An exact copy of the records is required, minus the pictures they hold.
┌─ Material for this exercise
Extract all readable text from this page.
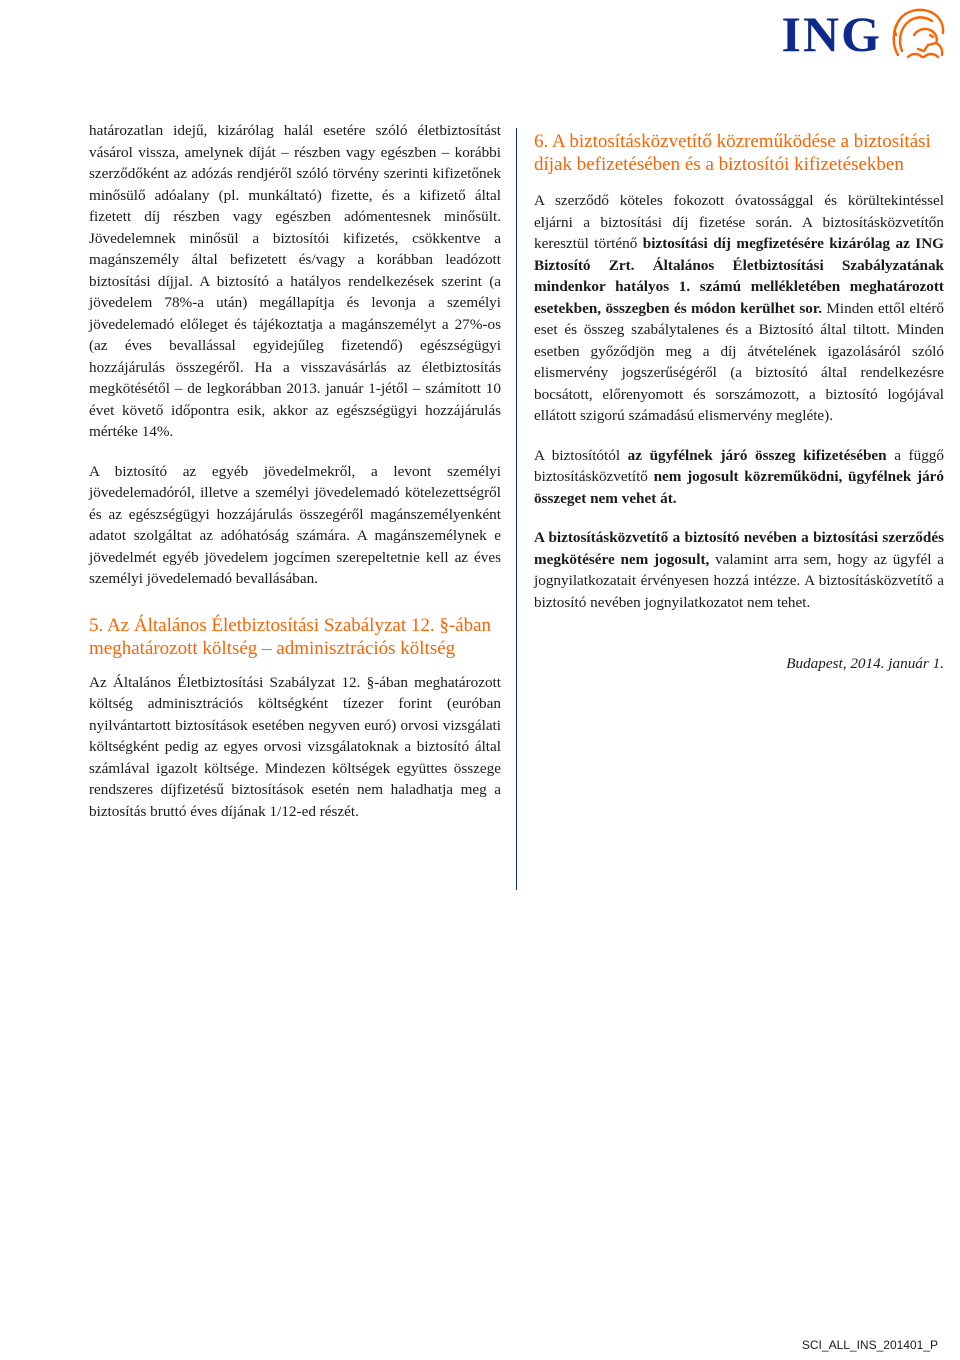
ING

határozatlan idejű, kizárólag halál esetére szóló életbiztosítást vásárol vissza, amelynek díját – részben vagy egészben – korábbi szerződőként az adózás rendjéről szóló törvény szerinti kifizetőnek minősülő adóalany (pl. munkáltató) fizette, és a kifizető által fizetett díj részben vagy egészben adómentesnek minősült. Jövedelemnek minősül a biztosítói kifizetés, csökkentve a magánszemély által befizetett és/vagy a korábban leadózott biztosítási díjjal. A biztosító a hatályos rendelkezések szerint (a jövedelem 78%-a után) megállapítja és levonja a személyi jövedelemadó előleget és tájékoztatja a magánszemélyt a 27%-os (az éves bevallással egyidejűleg fizetendő) egészségügyi hozzájárulás összegéről. Ha a visszavásárlás az életbiztosítás megkötésétől – de legkorábban 2013. január 1-jétől – számított 10 évet követő időpontra esik, akkor az egészségügyi hozzájárulás mértéke 14%.

A biztosító az egyéb jövedelmekről, a levont személyi jövedelemadóról, illetve a személyi jövedelemadó kötelezettségről és az egészségügyi hozzájárulás összegéről magánszemélyenként adatot szolgáltat az adóhatóság számára. A magánszemélynek e jövedelmét egyéb jövedelem jogcímen szerepeltetnie kell az éves személyi jövedelemadó bevallásában.

5. Az Általános Életbiztosítási Szabályzat 12. §-ában meghatározott költség – adminisztrációs költség

Az Általános Életbiztosítási Szabályzat 12. §-ában meghatározott költség adminisztrációs költségként tízezer forint (euróban nyilvántartott biztosítások esetében negyven euró) orvosi vizsgálati költségként pedig az egyes orvosi vizsgálatoknak a biztosító által számlával igazolt költsége. Mindezen költségek együttes összege rendszeres díjfizetésű biztosítások esetén nem haladhatja meg a biztosítás bruttó éves díjának 1/12-ed részét.

6. A biztosításközvetítő közreműködése a biztosítási díjak befizetésében és a biztosítói kifizetésekben

A szerződő köteles fokozott óvatossággal és körültekintéssel eljárni a biztosítási díj fizetése során. A biztosításközvetítőn keresztül történő biztosítási díj megfizetésére kizárólag az ING Biztosító Zrt. Általános Életbiztosítási Szabályzatának mindenkor hatályos 1. számú mellékletében meghatározott esetekben, összegben és módon kerülhet sor. Minden ettől eltérő eset és összeg szabálytalenes és a Biztosító által tiltott. Minden esetben győződjön meg a díj átvételének igazolásáról szóló elismervény jogszerűségéről (a biztosító által rendelkezésre bocsátott, előrenyomott és sorszámozott, a biztosító logójával ellátott szigorú számadású elismervény megléte).

A biztosítótól az ügyfélnek járó összeg kifizetésében a függő biztosításközvetítő nem jogosult közreműködni, ügyfélnek járó összeget nem vehet át.

A biztosításközvetítő a biztosító nevében a biztosítási szerződés megkötésére nem jogosult, valamint arra sem, hogy az ügyfél a jognyilatkozatait érvényesen hozzá intézze. A biztosításközvetítő a biztosító nevében jognyilatkozatot nem tehet.

Budapest, 2014. január 1.

SCI_ALL_INS_201401_P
└─
(Reply to the task)
Extract all readable text from this page.
ING

határozatlan idejű, kizárólag halál esetére szóló életbiztosítást vásárol vissza, amelynek díját – részben vagy egészben – korábbi szerződőként az adózás rendjéről szóló törvény szerinti kifizetőnek minősülő adóalany (pl. munkáltató) fizette, és a kifizető által fizetett díj részben vagy egészben adómentesnek minősült. Jövedelemnek minősül a biztosítói kifizetés, csökkentve a magánszemély által befizetett és/vagy a korábban leadózott biztosítási díjjal. A biztosító a hatályos rendelkezések szerint (a jövedelem 78%-a után) megállapítja és levonja a személyi jövedelemadó előleget és tájékoztatja a magánszemélyt a 27%-os (az éves bevallással egyidejűleg fizetendő) egészségügyi hozzájárulás összegéről. Ha a visszavásárlás az életbiztosítás megkötésétől – de legkorábban 2013. január 1-jétől – számított 10 évet követő időpontra esik, akkor az egészségügyi hozzájárulás mértéke 14%.

A biztosító az egyéb jövedelmekről, a levont személyi jövedelemadóról, illetve a személyi jövedelemadó kötelezettségről és az egészségügyi hozzájárulás összegéről magánszemélyenként adatot szolgáltat az adóhatóság számára. A magánszemélynek e jövedelmét egyéb jövedelem jogcímen szerepeltetnie kell az éves személyi jövedelemadó bevallásában.

5. Az Általános Életbiztosítási Szabályzat 12. §-ában meghatározott költség – adminisztrációs költség

Az Általános Életbiztosítási Szabályzat 12. §-ában meghatározott költség adminisztrációs költségként tízezer forint (euróban nyilvántartott biztosítások esetében negyven euró) orvosi vizsgálati költségként pedig az egyes orvosi vizsgálatoknak a biztosító által számlával igazolt költsége. Mindezen költségek együttes összege rendszeres díjfizetésű biztosítások esetén nem haladhatja meg a biztosítás bruttó éves díjának 1/12-ed részét.

6. A biztosításközvetítő közreműködése a biztosítási díjak befizetésében és a biztosítói kifizetésekben

A szerződő köteles fokozott óvatossággal és körültekintéssel eljárni a biztosítási díj fizetése során. A biztosításközvetítőn keresztül történő biztosítási díj megfizetésére kizárólag az ING Biztosító Zrt. Általános Életbiztosítási Szabályzatának mindenkor hatályos 1. számú mellékletében meghatározott esetekben, összegben és módon kerülhet sor. Minden ettől eltérő eset és összeg szabálytalenes és a Biztosító által tiltott. Minden esetben győződjön meg a díj átvételének igazolásáról szóló elismervény jogszerűségéről (a biztosító által rendelkezésre bocsátott, előrenyomott és sorszámozott, a biztosító logójával ellátott szigorú számadású elismervény megléte).

A biztosítótól az ügyfélnek járó összeg kifizetésében a függő biztosításközvetítő nem jogosult közreműködni, ügyfélnek járó összeget nem vehet át.

A biztosításközvetítő a biztosító nevében a biztosítási szerződés megkötésére nem jogosult, valamint arra sem, hogy az ügyfél a jognyilatkozatait érvényesen hozzá intézze. A biztosításközvetítő a biztosító nevében jognyilatkozatot nem tehet.

Budapest, 2014. január 1.

SCI_ALL_INS_201401_P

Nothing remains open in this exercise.